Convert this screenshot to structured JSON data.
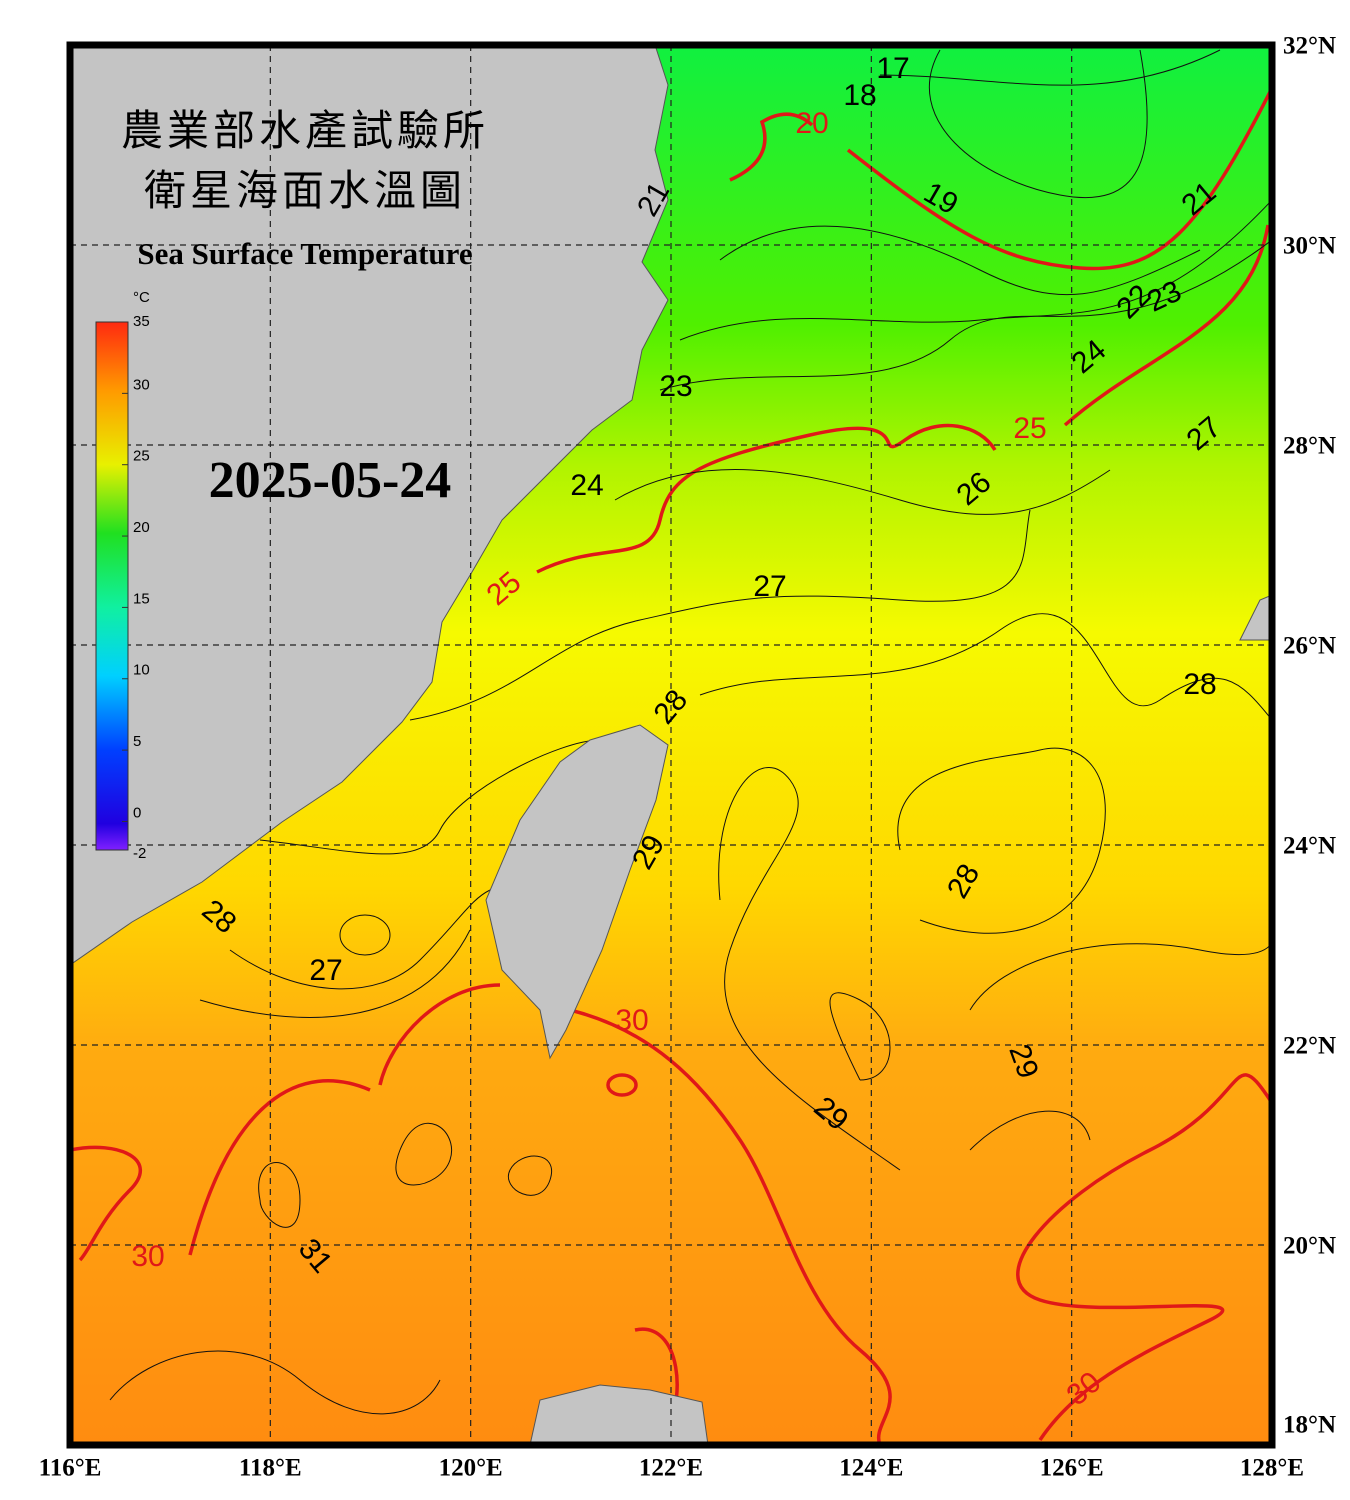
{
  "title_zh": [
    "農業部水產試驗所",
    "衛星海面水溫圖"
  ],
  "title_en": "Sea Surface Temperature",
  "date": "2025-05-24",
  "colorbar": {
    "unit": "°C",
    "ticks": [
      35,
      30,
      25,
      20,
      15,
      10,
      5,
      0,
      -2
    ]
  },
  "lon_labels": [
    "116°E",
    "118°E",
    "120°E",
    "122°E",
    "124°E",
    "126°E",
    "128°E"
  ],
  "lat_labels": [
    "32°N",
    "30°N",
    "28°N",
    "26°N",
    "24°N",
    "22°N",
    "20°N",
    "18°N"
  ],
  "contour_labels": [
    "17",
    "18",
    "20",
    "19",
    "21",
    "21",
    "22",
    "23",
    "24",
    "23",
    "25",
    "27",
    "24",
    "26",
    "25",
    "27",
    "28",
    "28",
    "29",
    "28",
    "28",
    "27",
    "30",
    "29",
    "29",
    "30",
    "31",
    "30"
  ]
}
+++
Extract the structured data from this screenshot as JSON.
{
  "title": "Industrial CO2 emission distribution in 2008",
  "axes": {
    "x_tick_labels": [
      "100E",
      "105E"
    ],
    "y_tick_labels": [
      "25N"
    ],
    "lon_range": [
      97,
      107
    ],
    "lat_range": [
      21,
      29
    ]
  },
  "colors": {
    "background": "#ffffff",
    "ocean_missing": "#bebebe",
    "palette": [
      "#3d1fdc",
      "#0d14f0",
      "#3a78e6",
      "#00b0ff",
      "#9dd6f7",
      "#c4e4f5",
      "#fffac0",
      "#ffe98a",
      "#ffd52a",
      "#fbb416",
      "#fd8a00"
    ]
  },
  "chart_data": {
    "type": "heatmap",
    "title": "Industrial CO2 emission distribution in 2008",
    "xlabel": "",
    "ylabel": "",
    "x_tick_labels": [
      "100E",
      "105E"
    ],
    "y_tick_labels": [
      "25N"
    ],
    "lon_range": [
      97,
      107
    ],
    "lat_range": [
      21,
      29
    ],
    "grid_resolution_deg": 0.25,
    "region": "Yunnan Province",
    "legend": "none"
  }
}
+++
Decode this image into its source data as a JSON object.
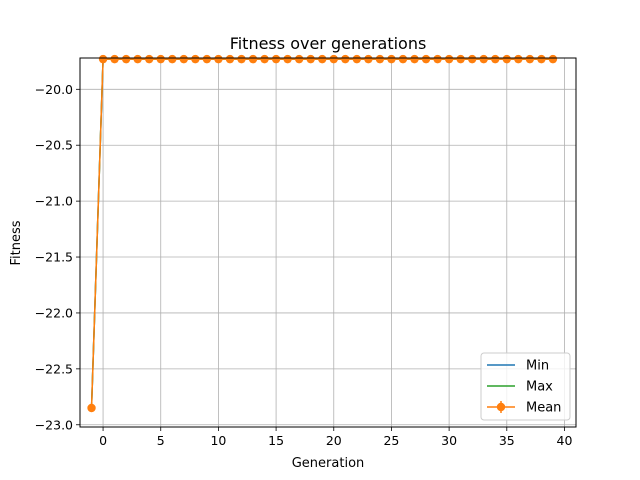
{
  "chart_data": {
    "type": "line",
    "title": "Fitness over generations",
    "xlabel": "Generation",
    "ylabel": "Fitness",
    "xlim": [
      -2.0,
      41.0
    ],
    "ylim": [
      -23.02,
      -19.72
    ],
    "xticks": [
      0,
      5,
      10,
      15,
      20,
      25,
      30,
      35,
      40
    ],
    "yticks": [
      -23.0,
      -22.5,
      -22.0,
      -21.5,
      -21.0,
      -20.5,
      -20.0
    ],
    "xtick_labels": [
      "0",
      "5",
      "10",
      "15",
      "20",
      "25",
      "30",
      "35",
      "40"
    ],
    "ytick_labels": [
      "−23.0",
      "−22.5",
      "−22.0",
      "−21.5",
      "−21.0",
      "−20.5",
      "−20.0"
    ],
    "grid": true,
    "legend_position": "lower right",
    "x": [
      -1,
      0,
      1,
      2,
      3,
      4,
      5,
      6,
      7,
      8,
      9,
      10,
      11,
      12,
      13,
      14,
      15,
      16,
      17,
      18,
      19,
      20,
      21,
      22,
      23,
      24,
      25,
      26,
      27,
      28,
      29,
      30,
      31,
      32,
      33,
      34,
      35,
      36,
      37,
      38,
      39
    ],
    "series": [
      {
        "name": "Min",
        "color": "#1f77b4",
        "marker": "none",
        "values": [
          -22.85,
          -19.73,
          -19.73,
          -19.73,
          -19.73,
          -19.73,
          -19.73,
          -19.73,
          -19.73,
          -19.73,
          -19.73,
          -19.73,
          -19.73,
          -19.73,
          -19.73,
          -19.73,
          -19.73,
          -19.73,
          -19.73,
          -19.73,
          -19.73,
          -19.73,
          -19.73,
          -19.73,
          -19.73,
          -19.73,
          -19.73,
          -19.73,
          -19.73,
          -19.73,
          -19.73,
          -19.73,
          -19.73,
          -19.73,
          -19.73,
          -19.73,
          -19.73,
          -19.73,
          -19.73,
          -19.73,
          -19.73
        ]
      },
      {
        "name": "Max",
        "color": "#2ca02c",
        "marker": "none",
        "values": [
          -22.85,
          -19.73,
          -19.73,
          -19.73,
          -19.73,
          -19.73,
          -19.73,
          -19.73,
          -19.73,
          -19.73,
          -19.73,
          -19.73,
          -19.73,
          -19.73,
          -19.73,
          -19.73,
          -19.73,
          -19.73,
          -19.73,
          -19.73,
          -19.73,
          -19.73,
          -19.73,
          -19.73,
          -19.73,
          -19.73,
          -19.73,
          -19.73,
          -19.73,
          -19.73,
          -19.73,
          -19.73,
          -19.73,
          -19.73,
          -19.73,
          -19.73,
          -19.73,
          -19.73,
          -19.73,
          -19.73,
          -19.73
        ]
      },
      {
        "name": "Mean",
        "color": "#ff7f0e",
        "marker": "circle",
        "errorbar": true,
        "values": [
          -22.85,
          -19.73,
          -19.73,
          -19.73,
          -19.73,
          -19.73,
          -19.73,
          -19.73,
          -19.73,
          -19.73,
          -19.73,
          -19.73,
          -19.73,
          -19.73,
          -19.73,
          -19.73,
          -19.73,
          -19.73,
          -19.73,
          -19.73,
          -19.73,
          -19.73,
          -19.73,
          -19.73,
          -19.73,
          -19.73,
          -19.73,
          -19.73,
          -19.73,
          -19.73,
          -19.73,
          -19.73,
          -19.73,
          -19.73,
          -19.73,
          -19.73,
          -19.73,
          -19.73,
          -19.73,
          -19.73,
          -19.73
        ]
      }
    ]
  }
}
+++
• _Goal_: Copy every line of the listing that includes the string "distribution".

• _Task answer_:
  "title": "Industrial CO2 emission distribution in 2008",
    "title": "Industrial CO2 emission distribution in 2008",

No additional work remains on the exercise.